**INSTRUCTION:** In the entries below, count each line holding the word "text". Answer with the total alone.

**RECORDS FOR THIS EXERCISE:**
+--
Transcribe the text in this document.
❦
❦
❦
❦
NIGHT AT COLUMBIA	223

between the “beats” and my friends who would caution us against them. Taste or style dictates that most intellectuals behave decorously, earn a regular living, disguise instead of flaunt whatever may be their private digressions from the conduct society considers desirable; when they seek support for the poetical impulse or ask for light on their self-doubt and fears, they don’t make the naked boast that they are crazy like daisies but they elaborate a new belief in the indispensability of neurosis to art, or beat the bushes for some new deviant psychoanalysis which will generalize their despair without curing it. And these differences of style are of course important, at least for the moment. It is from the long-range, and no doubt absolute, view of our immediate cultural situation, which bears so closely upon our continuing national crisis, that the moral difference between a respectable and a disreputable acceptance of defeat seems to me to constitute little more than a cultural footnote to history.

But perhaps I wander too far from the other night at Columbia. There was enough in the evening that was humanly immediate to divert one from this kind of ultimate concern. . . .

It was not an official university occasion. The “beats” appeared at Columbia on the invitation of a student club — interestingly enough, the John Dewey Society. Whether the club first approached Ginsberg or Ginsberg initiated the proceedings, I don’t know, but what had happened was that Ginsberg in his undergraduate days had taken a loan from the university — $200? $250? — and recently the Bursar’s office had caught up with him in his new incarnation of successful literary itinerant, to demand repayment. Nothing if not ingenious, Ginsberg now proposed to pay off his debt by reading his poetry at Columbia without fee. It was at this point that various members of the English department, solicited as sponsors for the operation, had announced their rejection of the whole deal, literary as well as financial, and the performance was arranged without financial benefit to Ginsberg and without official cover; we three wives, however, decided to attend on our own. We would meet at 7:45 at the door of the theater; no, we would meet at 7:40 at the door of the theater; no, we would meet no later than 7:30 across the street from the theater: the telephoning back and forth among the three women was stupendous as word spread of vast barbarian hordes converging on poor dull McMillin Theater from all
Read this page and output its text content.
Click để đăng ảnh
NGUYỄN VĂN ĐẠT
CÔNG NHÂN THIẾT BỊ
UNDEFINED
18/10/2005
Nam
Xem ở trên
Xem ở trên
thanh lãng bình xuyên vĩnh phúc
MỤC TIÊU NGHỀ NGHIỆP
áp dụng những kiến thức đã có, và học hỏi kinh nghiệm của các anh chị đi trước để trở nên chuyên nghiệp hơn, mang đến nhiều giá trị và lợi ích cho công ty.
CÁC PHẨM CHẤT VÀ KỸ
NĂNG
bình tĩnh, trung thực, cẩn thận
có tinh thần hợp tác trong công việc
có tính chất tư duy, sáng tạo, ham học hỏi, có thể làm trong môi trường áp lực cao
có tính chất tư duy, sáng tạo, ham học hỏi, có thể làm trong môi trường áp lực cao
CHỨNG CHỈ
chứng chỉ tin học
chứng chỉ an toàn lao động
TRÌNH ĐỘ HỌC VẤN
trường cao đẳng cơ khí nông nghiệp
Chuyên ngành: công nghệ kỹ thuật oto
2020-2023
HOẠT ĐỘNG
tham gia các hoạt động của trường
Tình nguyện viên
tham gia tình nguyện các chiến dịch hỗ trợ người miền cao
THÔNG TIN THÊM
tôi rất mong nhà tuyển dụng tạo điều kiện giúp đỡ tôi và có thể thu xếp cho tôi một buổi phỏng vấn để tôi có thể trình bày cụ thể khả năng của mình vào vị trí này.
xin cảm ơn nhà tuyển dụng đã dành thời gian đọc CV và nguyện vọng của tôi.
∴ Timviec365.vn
+--
**SOLUTION TO THIS EXERCISE:** 2